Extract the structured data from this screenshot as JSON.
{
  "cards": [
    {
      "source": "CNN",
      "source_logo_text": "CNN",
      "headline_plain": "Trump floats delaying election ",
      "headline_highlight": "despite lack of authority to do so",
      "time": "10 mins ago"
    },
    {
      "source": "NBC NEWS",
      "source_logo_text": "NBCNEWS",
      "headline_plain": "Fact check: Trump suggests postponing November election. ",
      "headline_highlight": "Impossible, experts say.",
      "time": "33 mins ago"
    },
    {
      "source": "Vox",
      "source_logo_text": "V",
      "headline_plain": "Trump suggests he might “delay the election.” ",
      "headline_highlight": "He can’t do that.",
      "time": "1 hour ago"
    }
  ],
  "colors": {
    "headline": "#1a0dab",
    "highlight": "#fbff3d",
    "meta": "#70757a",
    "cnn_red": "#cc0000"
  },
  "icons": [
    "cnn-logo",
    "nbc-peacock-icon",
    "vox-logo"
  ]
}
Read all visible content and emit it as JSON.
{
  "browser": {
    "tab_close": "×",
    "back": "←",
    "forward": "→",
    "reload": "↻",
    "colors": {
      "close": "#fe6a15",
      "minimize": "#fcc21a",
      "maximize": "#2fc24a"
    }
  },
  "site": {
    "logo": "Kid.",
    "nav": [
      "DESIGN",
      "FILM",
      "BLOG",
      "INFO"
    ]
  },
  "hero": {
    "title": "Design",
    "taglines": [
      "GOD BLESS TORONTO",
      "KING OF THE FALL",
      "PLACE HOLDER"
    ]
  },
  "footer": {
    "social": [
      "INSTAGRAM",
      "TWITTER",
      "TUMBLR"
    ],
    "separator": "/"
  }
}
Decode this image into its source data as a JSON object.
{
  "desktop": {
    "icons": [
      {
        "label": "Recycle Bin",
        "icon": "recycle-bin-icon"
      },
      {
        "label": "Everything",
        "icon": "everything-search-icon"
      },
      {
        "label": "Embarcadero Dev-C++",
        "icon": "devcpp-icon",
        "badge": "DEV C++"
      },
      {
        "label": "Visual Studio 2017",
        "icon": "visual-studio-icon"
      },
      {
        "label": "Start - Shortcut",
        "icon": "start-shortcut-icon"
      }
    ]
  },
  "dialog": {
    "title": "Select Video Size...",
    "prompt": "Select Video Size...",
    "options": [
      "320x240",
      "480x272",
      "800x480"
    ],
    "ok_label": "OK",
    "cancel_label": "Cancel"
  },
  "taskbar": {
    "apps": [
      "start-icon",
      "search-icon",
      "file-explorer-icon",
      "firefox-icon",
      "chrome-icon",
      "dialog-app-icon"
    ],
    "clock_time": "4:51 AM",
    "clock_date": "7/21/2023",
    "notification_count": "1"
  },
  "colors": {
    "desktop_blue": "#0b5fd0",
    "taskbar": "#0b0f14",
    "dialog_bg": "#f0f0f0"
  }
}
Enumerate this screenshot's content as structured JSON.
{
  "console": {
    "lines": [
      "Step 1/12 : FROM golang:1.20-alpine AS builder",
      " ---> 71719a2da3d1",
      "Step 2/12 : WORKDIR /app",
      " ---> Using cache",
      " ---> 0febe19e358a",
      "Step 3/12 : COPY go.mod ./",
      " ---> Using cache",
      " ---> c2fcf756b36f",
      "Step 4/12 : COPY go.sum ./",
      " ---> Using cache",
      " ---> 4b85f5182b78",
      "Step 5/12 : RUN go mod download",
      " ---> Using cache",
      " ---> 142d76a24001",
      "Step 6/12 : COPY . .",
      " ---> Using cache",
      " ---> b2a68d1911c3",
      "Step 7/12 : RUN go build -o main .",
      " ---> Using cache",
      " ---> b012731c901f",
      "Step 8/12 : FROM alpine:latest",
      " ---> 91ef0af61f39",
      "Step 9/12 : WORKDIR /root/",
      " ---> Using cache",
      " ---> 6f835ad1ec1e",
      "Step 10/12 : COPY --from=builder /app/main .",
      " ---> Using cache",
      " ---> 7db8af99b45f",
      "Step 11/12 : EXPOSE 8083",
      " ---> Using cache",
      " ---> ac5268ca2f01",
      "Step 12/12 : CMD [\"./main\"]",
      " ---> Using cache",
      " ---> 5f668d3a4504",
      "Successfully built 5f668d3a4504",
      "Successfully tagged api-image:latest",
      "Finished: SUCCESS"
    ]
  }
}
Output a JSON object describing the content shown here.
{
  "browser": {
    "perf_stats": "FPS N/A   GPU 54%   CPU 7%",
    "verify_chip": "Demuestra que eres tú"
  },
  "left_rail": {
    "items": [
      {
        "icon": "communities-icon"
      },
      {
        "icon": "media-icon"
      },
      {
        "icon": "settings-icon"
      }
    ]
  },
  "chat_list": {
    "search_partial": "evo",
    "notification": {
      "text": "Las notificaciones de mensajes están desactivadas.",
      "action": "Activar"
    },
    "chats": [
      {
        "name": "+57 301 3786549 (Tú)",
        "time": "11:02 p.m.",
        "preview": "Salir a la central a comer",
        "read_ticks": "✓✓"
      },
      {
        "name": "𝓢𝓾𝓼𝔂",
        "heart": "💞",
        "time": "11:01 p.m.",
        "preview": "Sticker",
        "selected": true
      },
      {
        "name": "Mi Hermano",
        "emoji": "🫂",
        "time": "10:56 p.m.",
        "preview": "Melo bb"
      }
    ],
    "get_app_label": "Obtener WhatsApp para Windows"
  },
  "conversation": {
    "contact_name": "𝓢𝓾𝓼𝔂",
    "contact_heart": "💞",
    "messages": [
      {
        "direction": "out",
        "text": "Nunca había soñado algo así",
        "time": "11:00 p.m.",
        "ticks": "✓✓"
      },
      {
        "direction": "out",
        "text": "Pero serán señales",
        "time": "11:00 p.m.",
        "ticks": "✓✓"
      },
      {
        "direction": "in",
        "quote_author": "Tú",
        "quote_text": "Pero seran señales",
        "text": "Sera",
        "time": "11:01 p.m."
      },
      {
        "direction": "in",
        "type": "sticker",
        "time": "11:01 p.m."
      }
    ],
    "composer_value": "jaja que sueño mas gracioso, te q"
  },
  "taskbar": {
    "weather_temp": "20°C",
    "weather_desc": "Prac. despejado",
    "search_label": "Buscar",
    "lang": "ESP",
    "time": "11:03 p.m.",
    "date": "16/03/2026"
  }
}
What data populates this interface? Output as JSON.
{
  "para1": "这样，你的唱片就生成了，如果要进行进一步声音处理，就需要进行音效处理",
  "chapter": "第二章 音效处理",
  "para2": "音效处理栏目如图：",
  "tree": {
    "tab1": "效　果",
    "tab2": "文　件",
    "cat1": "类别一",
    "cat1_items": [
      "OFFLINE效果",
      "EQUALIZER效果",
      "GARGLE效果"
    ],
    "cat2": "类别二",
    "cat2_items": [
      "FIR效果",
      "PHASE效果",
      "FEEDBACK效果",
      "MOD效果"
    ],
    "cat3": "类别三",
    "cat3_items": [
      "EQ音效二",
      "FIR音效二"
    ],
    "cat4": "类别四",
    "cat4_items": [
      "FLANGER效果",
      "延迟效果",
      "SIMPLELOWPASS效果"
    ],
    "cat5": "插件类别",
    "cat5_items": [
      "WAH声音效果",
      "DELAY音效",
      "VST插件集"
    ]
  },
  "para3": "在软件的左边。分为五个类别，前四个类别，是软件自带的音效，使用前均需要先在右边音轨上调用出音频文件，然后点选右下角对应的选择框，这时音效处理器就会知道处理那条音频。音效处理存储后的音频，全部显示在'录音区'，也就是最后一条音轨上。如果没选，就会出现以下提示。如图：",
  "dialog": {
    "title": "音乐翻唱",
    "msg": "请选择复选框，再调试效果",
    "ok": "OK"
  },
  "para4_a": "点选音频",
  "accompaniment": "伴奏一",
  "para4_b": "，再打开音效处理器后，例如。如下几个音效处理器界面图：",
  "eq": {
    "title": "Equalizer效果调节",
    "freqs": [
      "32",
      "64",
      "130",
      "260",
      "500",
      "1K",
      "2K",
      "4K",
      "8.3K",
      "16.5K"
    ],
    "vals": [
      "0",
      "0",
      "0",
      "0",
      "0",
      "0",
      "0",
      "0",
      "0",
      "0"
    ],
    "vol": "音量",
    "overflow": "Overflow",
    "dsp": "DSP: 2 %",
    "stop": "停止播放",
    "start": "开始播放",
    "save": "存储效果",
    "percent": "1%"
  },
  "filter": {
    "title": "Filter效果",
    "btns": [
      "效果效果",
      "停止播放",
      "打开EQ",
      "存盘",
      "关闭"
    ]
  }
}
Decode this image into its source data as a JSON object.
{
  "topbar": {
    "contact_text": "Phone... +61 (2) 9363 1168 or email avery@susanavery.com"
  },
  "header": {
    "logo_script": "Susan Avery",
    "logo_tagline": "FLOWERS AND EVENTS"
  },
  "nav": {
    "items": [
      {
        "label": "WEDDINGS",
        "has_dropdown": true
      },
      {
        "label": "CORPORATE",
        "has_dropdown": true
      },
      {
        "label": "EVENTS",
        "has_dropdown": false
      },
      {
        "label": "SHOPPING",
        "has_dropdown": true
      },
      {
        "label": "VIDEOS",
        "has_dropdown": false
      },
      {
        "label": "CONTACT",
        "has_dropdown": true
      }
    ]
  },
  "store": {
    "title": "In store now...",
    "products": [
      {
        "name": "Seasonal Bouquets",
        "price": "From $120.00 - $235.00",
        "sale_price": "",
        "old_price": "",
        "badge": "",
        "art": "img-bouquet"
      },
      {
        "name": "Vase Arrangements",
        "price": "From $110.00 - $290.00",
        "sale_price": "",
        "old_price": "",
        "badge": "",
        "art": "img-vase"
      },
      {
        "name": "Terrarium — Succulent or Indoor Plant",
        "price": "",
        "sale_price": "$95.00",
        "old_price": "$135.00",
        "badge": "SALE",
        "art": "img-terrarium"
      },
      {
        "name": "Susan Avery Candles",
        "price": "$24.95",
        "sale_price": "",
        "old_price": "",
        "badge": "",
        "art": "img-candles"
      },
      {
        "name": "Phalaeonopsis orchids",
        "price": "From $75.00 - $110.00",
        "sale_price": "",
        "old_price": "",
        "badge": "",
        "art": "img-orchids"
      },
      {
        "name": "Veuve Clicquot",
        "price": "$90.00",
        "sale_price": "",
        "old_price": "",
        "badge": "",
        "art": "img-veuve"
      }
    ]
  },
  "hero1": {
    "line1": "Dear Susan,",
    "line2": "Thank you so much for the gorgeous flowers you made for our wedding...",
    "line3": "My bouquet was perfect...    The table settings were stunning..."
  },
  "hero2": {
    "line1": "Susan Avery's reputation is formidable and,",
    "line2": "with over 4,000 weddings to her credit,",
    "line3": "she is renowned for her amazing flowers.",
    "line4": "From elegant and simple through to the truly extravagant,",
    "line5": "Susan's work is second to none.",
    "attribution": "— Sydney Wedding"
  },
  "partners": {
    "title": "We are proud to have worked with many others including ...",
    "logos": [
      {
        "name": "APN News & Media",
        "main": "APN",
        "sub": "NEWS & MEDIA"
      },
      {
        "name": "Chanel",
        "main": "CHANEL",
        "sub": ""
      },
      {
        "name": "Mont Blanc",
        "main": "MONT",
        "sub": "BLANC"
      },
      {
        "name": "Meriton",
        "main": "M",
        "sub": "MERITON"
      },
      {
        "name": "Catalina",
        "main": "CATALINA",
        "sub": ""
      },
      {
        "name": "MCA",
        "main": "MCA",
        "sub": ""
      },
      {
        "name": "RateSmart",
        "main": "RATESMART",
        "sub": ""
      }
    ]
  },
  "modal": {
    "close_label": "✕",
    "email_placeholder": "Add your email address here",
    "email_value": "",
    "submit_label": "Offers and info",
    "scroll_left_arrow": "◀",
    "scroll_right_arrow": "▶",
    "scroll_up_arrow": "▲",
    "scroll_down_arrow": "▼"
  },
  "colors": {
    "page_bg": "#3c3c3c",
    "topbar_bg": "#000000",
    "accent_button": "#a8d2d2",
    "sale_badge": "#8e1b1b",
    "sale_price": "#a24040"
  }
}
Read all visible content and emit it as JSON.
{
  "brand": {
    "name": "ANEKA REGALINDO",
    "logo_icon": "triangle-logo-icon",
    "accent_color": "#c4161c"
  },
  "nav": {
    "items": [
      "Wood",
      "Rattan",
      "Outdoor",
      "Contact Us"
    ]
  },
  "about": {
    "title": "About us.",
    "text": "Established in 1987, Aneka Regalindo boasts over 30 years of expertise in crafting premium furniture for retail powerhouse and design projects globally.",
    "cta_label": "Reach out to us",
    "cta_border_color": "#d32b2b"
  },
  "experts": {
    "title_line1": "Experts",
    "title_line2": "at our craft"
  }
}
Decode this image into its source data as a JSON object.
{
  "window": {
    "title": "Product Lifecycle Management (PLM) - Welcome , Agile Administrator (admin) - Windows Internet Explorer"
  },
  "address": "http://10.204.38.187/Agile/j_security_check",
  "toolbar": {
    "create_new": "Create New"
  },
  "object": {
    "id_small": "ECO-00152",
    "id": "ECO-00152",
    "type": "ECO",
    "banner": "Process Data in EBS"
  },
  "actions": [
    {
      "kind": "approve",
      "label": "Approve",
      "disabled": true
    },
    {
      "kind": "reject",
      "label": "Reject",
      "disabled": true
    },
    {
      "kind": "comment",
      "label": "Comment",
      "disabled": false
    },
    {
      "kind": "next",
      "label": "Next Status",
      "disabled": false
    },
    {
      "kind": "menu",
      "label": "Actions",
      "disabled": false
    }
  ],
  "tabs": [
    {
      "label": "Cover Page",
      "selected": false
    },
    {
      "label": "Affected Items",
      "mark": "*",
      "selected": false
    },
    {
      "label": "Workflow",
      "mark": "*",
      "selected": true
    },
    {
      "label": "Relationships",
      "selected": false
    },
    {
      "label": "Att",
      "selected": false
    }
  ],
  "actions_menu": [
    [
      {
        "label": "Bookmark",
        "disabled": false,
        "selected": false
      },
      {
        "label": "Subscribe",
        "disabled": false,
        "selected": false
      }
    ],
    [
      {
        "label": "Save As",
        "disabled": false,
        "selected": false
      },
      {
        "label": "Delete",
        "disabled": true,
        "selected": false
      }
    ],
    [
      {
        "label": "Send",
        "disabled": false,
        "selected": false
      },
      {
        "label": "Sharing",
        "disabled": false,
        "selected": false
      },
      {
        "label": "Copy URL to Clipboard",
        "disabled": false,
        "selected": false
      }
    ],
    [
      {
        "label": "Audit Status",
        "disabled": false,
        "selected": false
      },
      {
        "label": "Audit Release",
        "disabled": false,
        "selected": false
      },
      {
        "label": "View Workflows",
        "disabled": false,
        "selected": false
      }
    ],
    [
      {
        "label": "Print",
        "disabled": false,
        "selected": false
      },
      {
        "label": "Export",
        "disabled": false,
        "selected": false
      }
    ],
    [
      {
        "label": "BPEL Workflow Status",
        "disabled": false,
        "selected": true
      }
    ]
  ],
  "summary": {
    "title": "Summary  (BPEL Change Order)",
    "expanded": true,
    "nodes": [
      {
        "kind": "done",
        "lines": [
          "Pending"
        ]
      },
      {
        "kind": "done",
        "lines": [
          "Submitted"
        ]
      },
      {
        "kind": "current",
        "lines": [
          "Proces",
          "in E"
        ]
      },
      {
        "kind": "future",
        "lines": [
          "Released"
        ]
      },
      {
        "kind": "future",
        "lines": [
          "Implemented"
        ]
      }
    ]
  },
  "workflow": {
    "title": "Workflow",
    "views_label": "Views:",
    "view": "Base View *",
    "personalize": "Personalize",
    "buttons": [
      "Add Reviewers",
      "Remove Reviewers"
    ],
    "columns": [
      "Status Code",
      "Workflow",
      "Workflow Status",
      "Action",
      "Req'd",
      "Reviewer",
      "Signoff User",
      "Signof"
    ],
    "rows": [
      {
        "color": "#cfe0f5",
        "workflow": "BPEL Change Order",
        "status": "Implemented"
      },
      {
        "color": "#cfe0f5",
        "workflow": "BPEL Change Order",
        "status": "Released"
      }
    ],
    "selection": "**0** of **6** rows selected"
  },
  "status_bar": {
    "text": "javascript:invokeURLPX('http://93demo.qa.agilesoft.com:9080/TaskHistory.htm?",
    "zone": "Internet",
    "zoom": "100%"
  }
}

+--

## Instruction
Gather all lines with the string "BPEL" from the data.

## Finished task
        "label": "BPEL Workflow Status",
    "title": "Summary  (BPEL Change Order)",
        "workflow": "BPEL Change Order",
        "workflow": "BPEL Change Order",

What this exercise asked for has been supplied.